◆ Work instructions:
Using the entries that follow, state how many lines contain the word "date". The response is that number and nothing more.

--- begin Available records ---

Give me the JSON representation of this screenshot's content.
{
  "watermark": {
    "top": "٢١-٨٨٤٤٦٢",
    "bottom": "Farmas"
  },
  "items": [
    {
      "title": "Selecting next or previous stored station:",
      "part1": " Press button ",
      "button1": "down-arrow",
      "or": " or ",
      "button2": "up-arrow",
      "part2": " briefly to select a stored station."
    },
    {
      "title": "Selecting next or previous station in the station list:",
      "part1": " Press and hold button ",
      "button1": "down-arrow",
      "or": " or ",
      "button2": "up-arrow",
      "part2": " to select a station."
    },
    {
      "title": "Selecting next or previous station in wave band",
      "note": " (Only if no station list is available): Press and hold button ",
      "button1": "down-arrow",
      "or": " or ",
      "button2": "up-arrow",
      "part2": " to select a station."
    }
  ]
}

--- end Available records ---
--- begin Available records ---

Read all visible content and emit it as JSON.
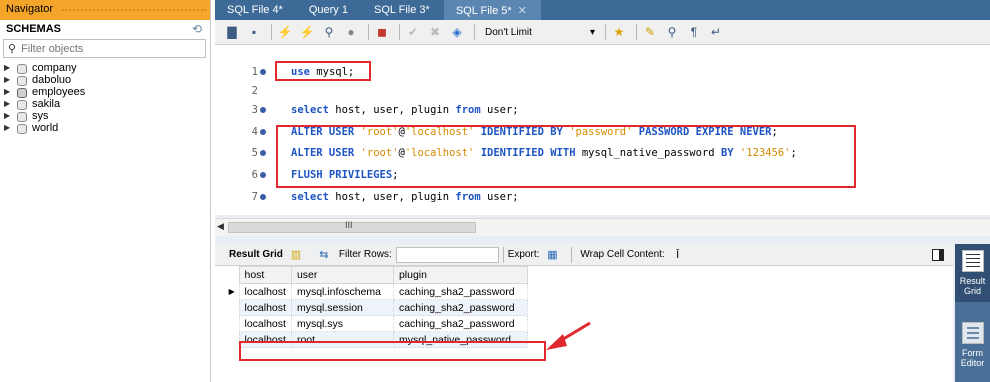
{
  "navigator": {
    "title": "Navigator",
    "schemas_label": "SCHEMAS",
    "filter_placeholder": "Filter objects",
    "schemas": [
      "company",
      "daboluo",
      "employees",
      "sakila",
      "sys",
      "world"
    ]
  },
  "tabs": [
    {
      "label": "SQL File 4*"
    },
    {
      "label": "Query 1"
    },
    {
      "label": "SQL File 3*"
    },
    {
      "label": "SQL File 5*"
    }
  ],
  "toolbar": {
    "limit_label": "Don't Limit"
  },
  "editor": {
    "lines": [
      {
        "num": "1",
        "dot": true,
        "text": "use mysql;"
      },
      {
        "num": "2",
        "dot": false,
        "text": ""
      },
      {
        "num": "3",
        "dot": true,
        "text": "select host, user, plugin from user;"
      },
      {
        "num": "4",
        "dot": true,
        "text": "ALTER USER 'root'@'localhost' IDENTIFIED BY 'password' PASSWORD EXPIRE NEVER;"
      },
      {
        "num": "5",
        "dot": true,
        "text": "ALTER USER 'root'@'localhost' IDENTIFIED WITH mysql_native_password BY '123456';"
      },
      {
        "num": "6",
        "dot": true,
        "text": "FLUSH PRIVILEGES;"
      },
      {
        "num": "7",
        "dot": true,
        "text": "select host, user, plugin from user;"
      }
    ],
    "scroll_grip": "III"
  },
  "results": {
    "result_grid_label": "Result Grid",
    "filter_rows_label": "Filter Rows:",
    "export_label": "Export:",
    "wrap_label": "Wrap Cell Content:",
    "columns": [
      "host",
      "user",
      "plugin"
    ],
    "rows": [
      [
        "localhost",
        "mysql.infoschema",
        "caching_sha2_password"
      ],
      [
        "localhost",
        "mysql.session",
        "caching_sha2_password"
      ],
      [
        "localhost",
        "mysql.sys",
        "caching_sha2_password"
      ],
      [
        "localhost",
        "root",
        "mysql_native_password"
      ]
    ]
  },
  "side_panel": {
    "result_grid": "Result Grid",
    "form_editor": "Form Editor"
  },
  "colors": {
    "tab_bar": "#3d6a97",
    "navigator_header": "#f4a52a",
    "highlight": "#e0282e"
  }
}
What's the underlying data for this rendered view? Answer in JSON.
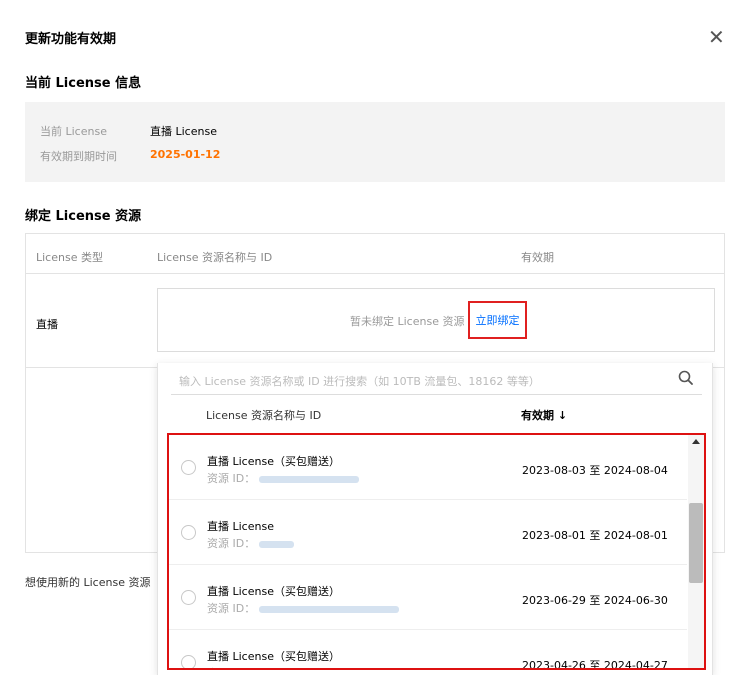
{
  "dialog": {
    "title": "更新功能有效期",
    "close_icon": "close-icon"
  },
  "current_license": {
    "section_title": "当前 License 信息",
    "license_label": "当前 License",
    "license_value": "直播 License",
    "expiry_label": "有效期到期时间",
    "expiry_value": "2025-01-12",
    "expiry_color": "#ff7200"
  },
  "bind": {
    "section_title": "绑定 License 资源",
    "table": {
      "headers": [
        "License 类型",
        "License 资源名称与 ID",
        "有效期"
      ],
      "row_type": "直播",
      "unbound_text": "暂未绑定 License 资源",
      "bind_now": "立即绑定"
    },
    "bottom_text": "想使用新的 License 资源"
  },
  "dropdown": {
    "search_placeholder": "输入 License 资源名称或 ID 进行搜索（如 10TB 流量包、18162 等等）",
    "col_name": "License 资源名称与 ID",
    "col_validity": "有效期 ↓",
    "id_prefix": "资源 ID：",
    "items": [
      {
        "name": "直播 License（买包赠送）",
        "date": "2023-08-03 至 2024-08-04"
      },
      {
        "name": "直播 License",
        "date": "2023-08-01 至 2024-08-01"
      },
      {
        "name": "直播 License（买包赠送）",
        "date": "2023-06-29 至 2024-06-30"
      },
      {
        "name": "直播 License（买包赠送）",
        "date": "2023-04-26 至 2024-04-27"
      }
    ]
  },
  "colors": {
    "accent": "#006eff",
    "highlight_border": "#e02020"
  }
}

--- end Available records ---

◆ Right answer:
4